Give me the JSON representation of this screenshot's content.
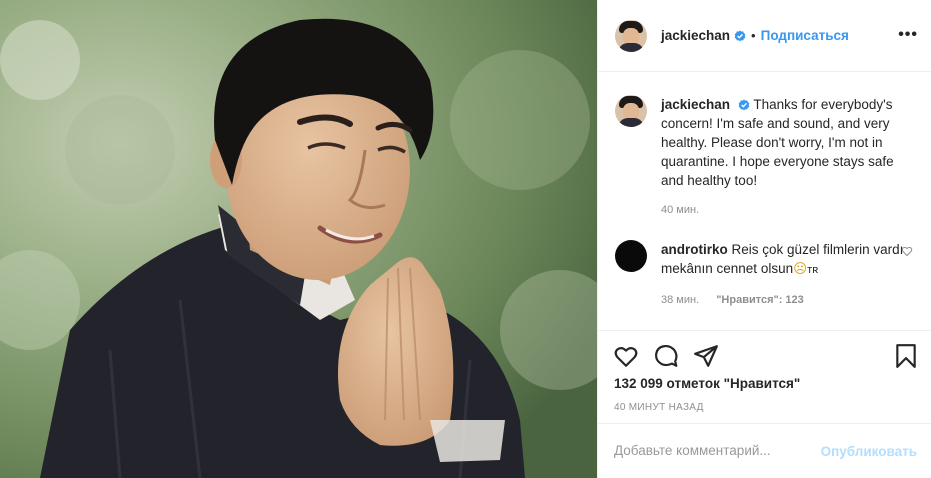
{
  "post": {
    "image_alt": "Фото",
    "author": "jackiechan",
    "separator": "•",
    "follow_label": "Подписаться",
    "more_icon": "more-options-icon",
    "more_label": "•••"
  },
  "caption": {
    "author": "jackiechan",
    "text": "Thanks for everybody's concern! I'm safe and sound, and very healthy. Please don't worry, I'm not in quarantine. I hope everyone stays safe and healthy too!",
    "time": "40 мин."
  },
  "comments": [
    {
      "author": "androtirko",
      "text": "Reis çok güzel filmlerin vardı mekânın cennet olsun",
      "emoji": "☹",
      "flag": "ᴛʀ",
      "time": "38 мин.",
      "likes": "\"Нравится\": 123"
    }
  ],
  "actions": {
    "like_icon": "heart-icon",
    "comment_icon": "comment-icon",
    "share_icon": "share-icon",
    "save_icon": "bookmark-icon"
  },
  "likes_text": "132 099 отметок \"Нравится\"",
  "posted_ago": "40 МИНУТ НАЗАД",
  "add_comment": {
    "placeholder": "Добавьте комментарий...",
    "publish_label": "Опубликовать"
  },
  "colors": {
    "accent": "#3897f0",
    "publish_disabled": "#b2dffc",
    "muted": "#8e8e8e",
    "text": "#262626"
  }
}
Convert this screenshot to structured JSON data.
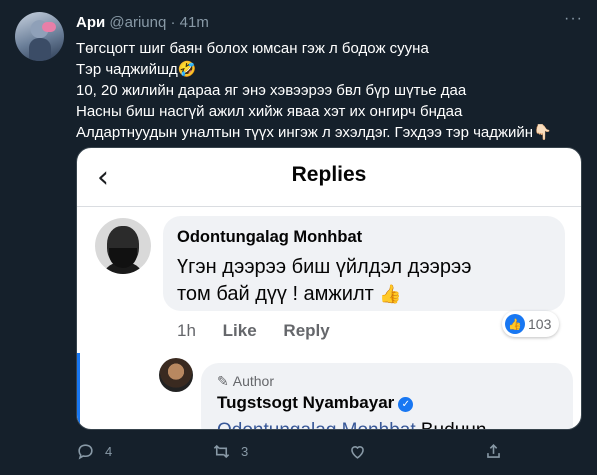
{
  "tweet": {
    "name": "Ари",
    "handle": "@ariunq",
    "separator": "·",
    "time": "41m",
    "more": "···",
    "lines": [
      "Төгсцогт шиг баян болох юмсан гэж л бодож сууна",
      "Тэр чаджийшд🤣",
      "10, 20 жилийн дараа яг энэ хэвээрээ бвл бүр шүтье даа",
      "Насны биш насгүй ажил хийж яваа хэт их онгирч бндаа",
      "Алдартнуудын уналтын түүх ингэж л эхэлдэг. Гэхдээ тэр чаджийн👇🏻"
    ]
  },
  "media": {
    "back_icon": "chevron-left-icon",
    "title": "Replies",
    "comment1": {
      "name": "Odontungalag Monhbat",
      "line1": "Үгэн дээрээ биш үйлдэл дээрээ",
      "line2": "том бай дүү ! амжилт",
      "emoji": "👍",
      "time": "1h",
      "like": "Like",
      "reply": "Reply",
      "reaction_count": "103"
    },
    "comment2": {
      "author_badge": "Author",
      "name": "Tugstsogt Nyambayar",
      "mention": "Odontungalag Monhbat",
      "text": " Buduun"
    }
  },
  "actions": {
    "reply_count": "4",
    "retweet_count": "3",
    "like_count": "",
    "share_count": ""
  },
  "colors": {
    "background": "#15202b",
    "secondary_text": "#8899a6",
    "facebook_blue": "#1877f2"
  }
}
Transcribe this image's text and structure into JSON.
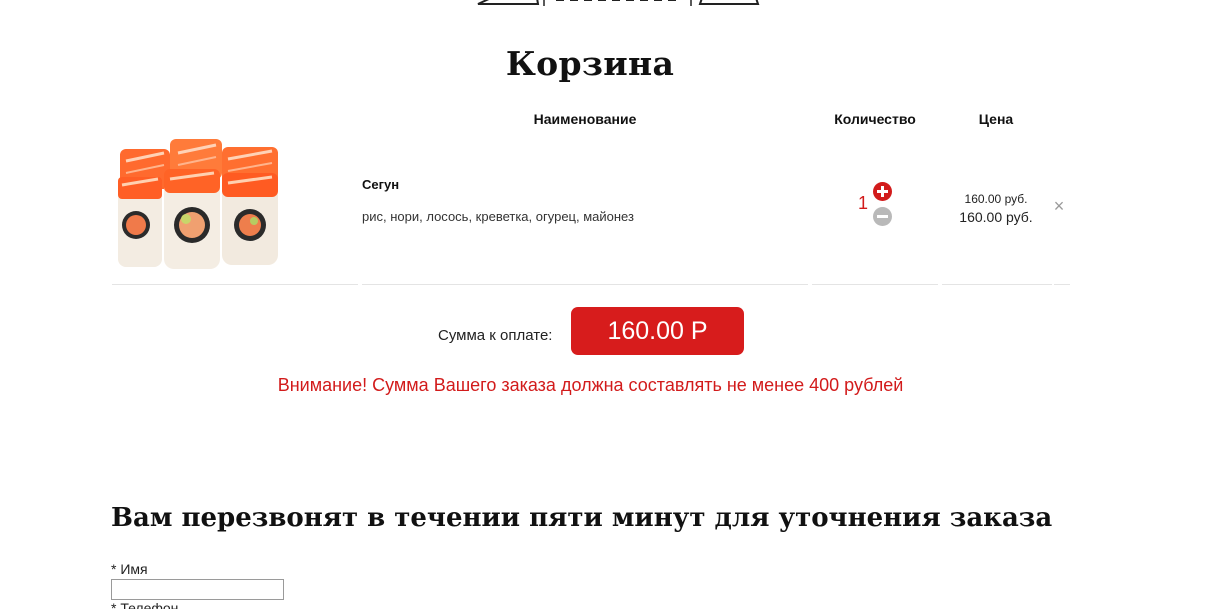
{
  "cart": {
    "title": "Корзина",
    "columns": {
      "name": "Наименование",
      "quantity": "Количество",
      "price": "Цена"
    },
    "items": [
      {
        "name": "Сегун",
        "description": "рис, нори, лосось, креветка, огурец, майонез",
        "quantity": "1",
        "unit_price": "160.00 руб.",
        "total_price": "160.00 руб.",
        "remove_symbol": "×",
        "image": "salmon-sushi-roll"
      }
    ],
    "sum_label": "Сумма к оплате:",
    "sum_value": "160.00 Р",
    "warning": "Внимание! Сумма Вашего заказа должна составлять не менее 400 рублей"
  },
  "callback_form": {
    "title": "Вам перезвонят в течении пяти минут для уточнения заказа",
    "name_label": "* Имя",
    "name_value": "",
    "phone_label": "* Телефон"
  },
  "colors": {
    "accent": "#d71c1c",
    "minus_button": "#b9b9b9",
    "divider": "#e4e4e4"
  }
}
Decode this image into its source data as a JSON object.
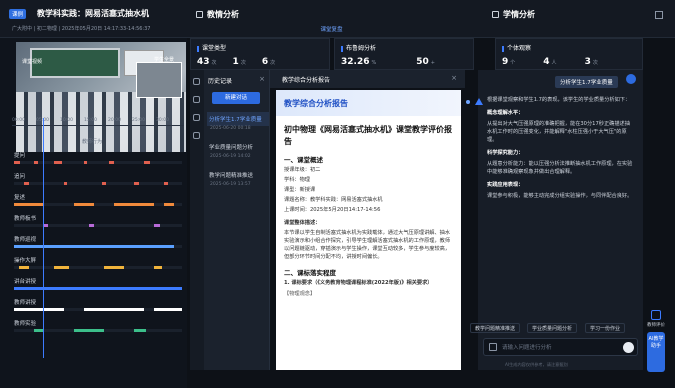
{
  "header": {
    "badge": "课例",
    "title": "教学科实践：网易活塞式抽水机",
    "meta": "广大附中 | 初二物理 | 2025年05月20日 14:17:33-14:56:37",
    "sections": [
      "教情分析",
      "学情分析"
    ]
  },
  "video": {
    "main_label": "课堂视频",
    "inset_label": "学生全景"
  },
  "timeline": {
    "ticks": [
      "00:00",
      "05:00",
      "10:00",
      "15:00",
      "20:00",
      "25:00",
      "30:00",
      "35:00"
    ],
    "subtitle": "教师行为",
    "rows": [
      {
        "label": "提问",
        "color": "#e0604f"
      },
      {
        "label": "追问",
        "color": "#e0604f"
      },
      {
        "label": "复述",
        "color": "#f08a3c"
      },
      {
        "label": "教师板书",
        "color": "#b86bd8"
      },
      {
        "label": "教师巡视",
        "color": "#5aa0ff"
      },
      {
        "label": "操作大屏",
        "color": "#f0b43c"
      },
      {
        "label": "讲台讲授",
        "color": "#3c7bff"
      },
      {
        "label": "教师讲授",
        "color": "#ffffff"
      },
      {
        "label": "教师实验",
        "color": "#3cbf8a"
      }
    ]
  },
  "panels": {
    "tab": "课堂复盘",
    "teaching_model": {
      "title": "课堂类型",
      "values": [
        "43",
        "1",
        "6"
      ],
      "units": [
        "次",
        "次",
        "次"
      ]
    },
    "behavior": {
      "title": "布鲁姆分析",
      "values": [
        "32.26",
        "50"
      ],
      "units": [
        "%",
        "+"
      ]
    },
    "students": {
      "title": "个体观察",
      "values": [
        "9",
        "4",
        "3"
      ],
      "units": [
        "个",
        "人",
        "次"
      ]
    }
  },
  "history": {
    "header": "历史记录",
    "new_chat": "新建对话",
    "items": [
      {
        "label": "分析学生1.7学业质量",
        "date": "2025-06-20 00:18",
        "active": true
      },
      {
        "label": "学业质量问题分析",
        "date": "2025-06-19 14:02",
        "active": false
      },
      {
        "label": "教学问题精准推送",
        "date": "2025-06-19 13:57",
        "active": false
      }
    ]
  },
  "report": {
    "panel_title": "教学综合分析报告",
    "banner": "教学综合分析报告",
    "title": "初中物理《网易活塞式抽水机》课堂教学评价报告",
    "s1": "一、课堂概述",
    "lines": [
      "授课年级：初二",
      "学科：物理",
      "课型：新授课",
      "课题名称：教学科实践：网易活塞式抽水机",
      "上课时间：2025年5月20日14:17-14:56"
    ],
    "overview_label": "课堂整体描述：",
    "overview": "本节课以学生自制活塞式抽水机为实践载体，通过大气压原理讲解、抽水实验演示和小组合作探究，引导学生理解活塞式抽水机的工作原理，教师以问题链驱动，穿插演示与学生操作，课堂互动较多，学生参与度较高，但部分环节时间分配不均，讲授时间偏长。",
    "s2": "二、课标落实程度",
    "s2_1": "1. 课标要求（《义务教育物理课程标准(2022年版)》相关要求）",
    "quote": "【物理观念】"
  },
  "chat": {
    "tag": "分析学生1.7学业质量",
    "intro": "根据课堂观察和学生1.7的表现，该学生的学业质量分析如下：",
    "blocks": [
      {
        "head": "概念理解水平：",
        "text": "从提出对大气压强原理的准确把握，能在30分17秒正确描述抽水机工作时的压强变化，并能解释\"水柱压强小于大气压\"的原理。"
      },
      {
        "head": "科学探究能力：",
        "text": "从题意分析能力：能以压强分析法推断抽水机工作原理，在实验中能够准确观察现象并做出合理解释。"
      },
      {
        "head": "实践应用表现：",
        "text": "课堂参与积极，能够主动完成分组实验操作，与同伴配合良好。"
      }
    ],
    "quick_actions": [
      "教学问题精准推送",
      "学业质量问题分析",
      "学习一份作业"
    ],
    "input_placeholder": "请输入问题进行分析",
    "disclaimer": "AI生成内容仅供参考，请注意甄别",
    "right_buttons": [
      "教师评价",
      "AI教学助手"
    ]
  },
  "colors": {
    "accent": "#2d6be0",
    "bg": "#0d1117"
  }
}
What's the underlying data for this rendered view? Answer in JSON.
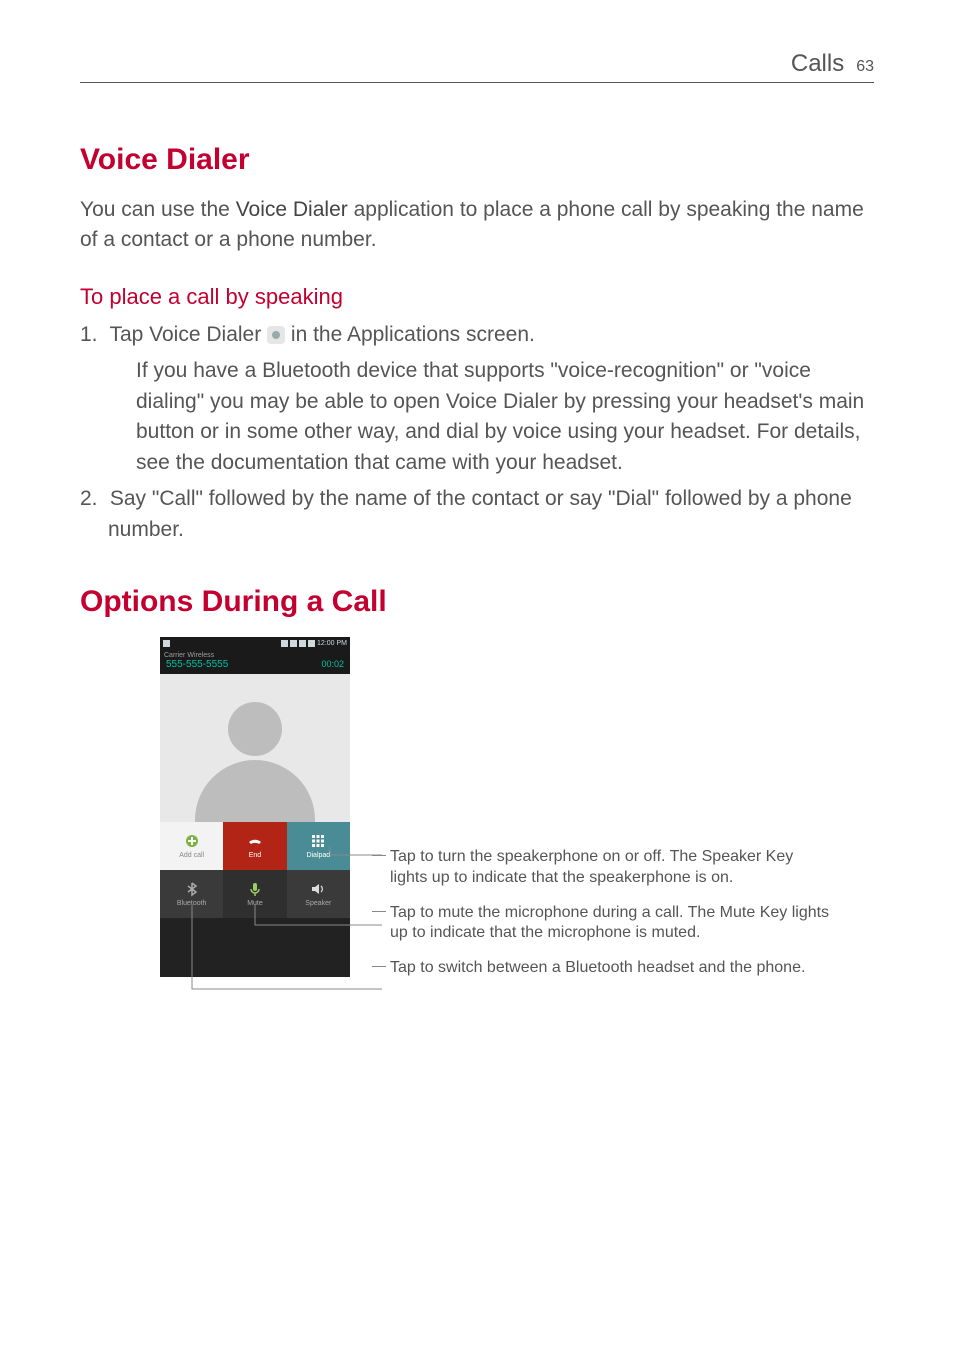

┄┄┄┄┄┄┄┄┄┄┄┄┄┄┄┄┄┄┄┄

Quote the records above in full, dropping each picture.

Give me the JSON representation of this screenshot's content.
{
  "post": {
    "image_alt": "Фото",
    "author": "jackiechan",
    "separator": "•",
    "follow_label": "Подписаться",
    "more_icon": "more-options-icon",
    "more_label": "•••"
  },
  "caption": {
    "author": "jackiechan",
    "text": "Thanks for everybody's concern! I'm safe and sound, and very healthy. Please don't worry, I'm not in quarantine. I hope everyone stays safe and healthy too!",
    "time": "40 мин."
  },
  "comments": [
    {
      "author": "androtirko",
      "text": "Reis çok güzel filmlerin vardı mekânın cennet olsun",
      "emoji": "☹",
      "flag": "ᴛʀ",
      "time": "38 мин.",
      "likes": "\"Нравится\": 123"
    }
  ],
  "actions": {
    "like_icon": "heart-icon",
    "comment_icon": "comment-icon",
    "share_icon": "share-icon",
    "save_icon": "bookmark-icon"
  },
  "likes_text": "132 099 отметок \"Нравится\"",
  "posted_ago": "40 МИНУТ НАЗАД",
  "add_comment": {
    "placeholder": "Добавьте комментарий...",
    "publish_label": "Опубликовать"
  },
  "colors": {
    "accent": "#3897f0",
    "publish_disabled": "#b2dffc",
    "muted": "#8e8e8e",
    "text": "#262626"
  }
}
Convert this screenshot to structured JSON data.
{
  "tweet": {
    "name": "Ари",
    "handle": "@ariunq",
    "separator": "·",
    "time": "41m",
    "more": "···",
    "lines": [
      "Төгсцогт шиг баян болох юмсан гэж л бодож сууна",
      "Тэр чаджийшд🤣",
      "10, 20 жилийн дараа яг энэ хэвээрээ бвл бүр шүтье даа",
      "Насны биш насгүй ажил хийж яваа хэт их онгирч бндаа",
      "Алдартнуудын уналтын түүх ингэж л эхэлдэг. Гэхдээ тэр чаджийн👇🏻"
    ]
  },
  "media": {
    "back_icon": "chevron-left-icon",
    "title": "Replies",
    "comment1": {
      "name": "Odontungalag Monhbat",
      "line1": "Үгэн дээрээ биш үйлдэл дээрээ",
      "line2": "том бай дүү ! амжилт",
      "emoji": "👍",
      "time": "1h",
      "like": "Like",
      "reply": "Reply",
      "reaction_count": "103"
    },
    "comment2": {
      "author_badge": "Author",
      "name": "Tugstsogt Nyambayar",
      "mention": "Odontungalag Monhbat",
      "text": " Buduun"
    }
  },
  "actions": {
    "reply_count": "4",
    "retweet_count": "3",
    "like_count": "",
    "share_count": ""
  },
  "colors": {
    "background": "#15202b",
    "secondary_text": "#8899a6",
    "facebook_blue": "#1877f2"
  }
}
Transcribe this image's text and structure into JSON.
{
  "cart": {
    "title": "Корзина",
    "columns": {
      "name": "Наименование",
      "quantity": "Количество",
      "price": "Цена"
    },
    "items": [
      {
        "name": "Сегун",
        "description": "рис, нори, лосось, креветка, огурец, майонез",
        "quantity": "1",
        "unit_price": "160.00 руб.",
        "total_price": "160.00 руб.",
        "remove_symbol": "×",
        "image": "salmon-sushi-roll"
      }
    ],
    "sum_label": "Сумма к оплате:",
    "sum_value": "160.00 Р",
    "warning": "Внимание! Сумма Вашего заказа должна составлять не менее 400 рублей"
  },
  "callback_form": {
    "title": "Вам перезвонят в течении пяти минут для уточнения заказа",
    "name_label": "* Имя",
    "name_value": "",
    "phone_label": "* Телефон"
  },
  "colors": {
    "accent": "#d71c1c",
    "minus_button": "#b9b9b9",
    "divider": "#e4e4e4"
  }
}
Decode this image into its source data as a JSON object.
{
  "header": {
    "badge": "课例",
    "title": "教学科实践：网易活塞式抽水机",
    "meta": "广大附中 | 初二物理 | 2025年05月20日 14:17:33-14:56:37",
    "sections": [
      "教情分析",
      "学情分析"
    ]
  },
  "video": {
    "main_label": "课堂视频",
    "inset_label": "学生全景"
  },
  "timeline": {
    "ticks": [
      "00:00",
      "05:00",
      "10:00",
      "15:00",
      "20:00",
      "25:00",
      "30:00",
      "35:00"
    ],
    "subtitle": "教师行为",
    "rows": [
      {
        "label": "提问",
        "color": "#e0604f"
      },
      {
        "label": "追问",
        "color": "#e0604f"
      },
      {
        "label": "复述",
        "color": "#f08a3c"
      },
      {
        "label": "教师板书",
        "color": "#b86bd8"
      },
      {
        "label": "教师巡视",
        "color": "#5aa0ff"
      },
      {
        "label": "操作大屏",
        "color": "#f0b43c"
      },
      {
        "label": "讲台讲授",
        "color": "#3c7bff"
      },
      {
        "label": "教师讲授",
        "color": "#ffffff"
      },
      {
        "label": "教师实验",
        "color": "#3cbf8a"
      }
    ]
  },
  "panels": {
    "tab": "课堂复盘",
    "teaching_model": {
      "title": "课堂类型",
      "values": [
        "43",
        "1",
        "6"
      ],
      "units": [
        "次",
        "次",
        "次"
      ]
    },
    "behavior": {
      "title": "布鲁姆分析",
      "values": [
        "32.26",
        "50"
      ],
      "units": [
        "%",
        "+"
      ]
    },
    "students": {
      "title": "个体观察",
      "values": [
        "9",
        "4",
        "3"
      ],
      "units": [
        "个",
        "人",
        "次"
      ]
    }
  },
  "history": {
    "header": "历史记录",
    "new_chat": "新建对话",
    "items": [
      {
        "label": "分析学生1.7学业质量",
        "date": "2025-06-20 00:18",
        "active": true
      },
      {
        "label": "学业质量问题分析",
        "date": "2025-06-19 14:02",
        "active": false
      },
      {
        "label": "教学问题精准推送",
        "date": "2025-06-19 13:57",
        "active": false
      }
    ]
  },
  "report": {
    "panel_title": "教学综合分析报告",
    "banner": "教学综合分析报告",
    "title": "初中物理《网易活塞式抽水机》课堂教学评价报告",
    "s1": "一、课堂概述",
    "lines": [
      "授课年级：初二",
      "学科：物理",
      "课型：新授课",
      "课题名称：教学科实践：网易活塞式抽水机",
      "上课时间：2025年5月20日14:17-14:56"
    ],
    "overview_label": "课堂整体描述：",
    "overview": "本节课以学生自制活塞式抽水机为实践载体，通过大气压原理讲解、抽水实验演示和小组合作探究，引导学生理解活塞式抽水机的工作原理，教师以问题链驱动，穿插演示与学生操作，课堂互动较多，学生参与度较高，但部分环节时间分配不均，讲授时间偏长。",
    "s2": "二、课标落实程度",
    "s2_1": "1. 课标要求（《义务教育物理课程标准(2022年版)》相关要求）",
    "quote": "【物理观念】"
  },
  "chat": {
    "tag": "分析学生1.7学业质量",
    "intro": "根据课堂观察和学生1.7的表现，该学生的学业质量分析如下：",
    "blocks": [
      {
        "head": "概念理解水平：",
        "text": "从提出对大气压强原理的准确把握，能在30分17秒正确描述抽水机工作时的压强变化，并能解释\"水柱压强小于大气压\"的原理。"
      },
      {
        "head": "科学探究能力：",
        "text": "从题意分析能力：能以压强分析法推断抽水机工作原理，在实验中能够准确观察现象并做出合理解释。"
      },
      {
        "head": "实践应用表现：",
        "text": "课堂参与积极，能够主动完成分组实验操作，与同伴配合良好。"
      }
    ],
    "quick_actions": [
      "教学问题精准推送",
      "学业质量问题分析",
      "学习一份作业"
    ],
    "input_placeholder": "请输入问题进行分析",
    "disclaimer": "AI生成内容仅供参考，请注意甄别",
    "right_buttons": [
      "教师评价",
      "AI教学助手"
    ]
  },
  "colors": {
    "accent": "#2d6be0",
    "bg": "#0d1117"
  }
}
What's the underlying data for this rendered view? Answer in JSON.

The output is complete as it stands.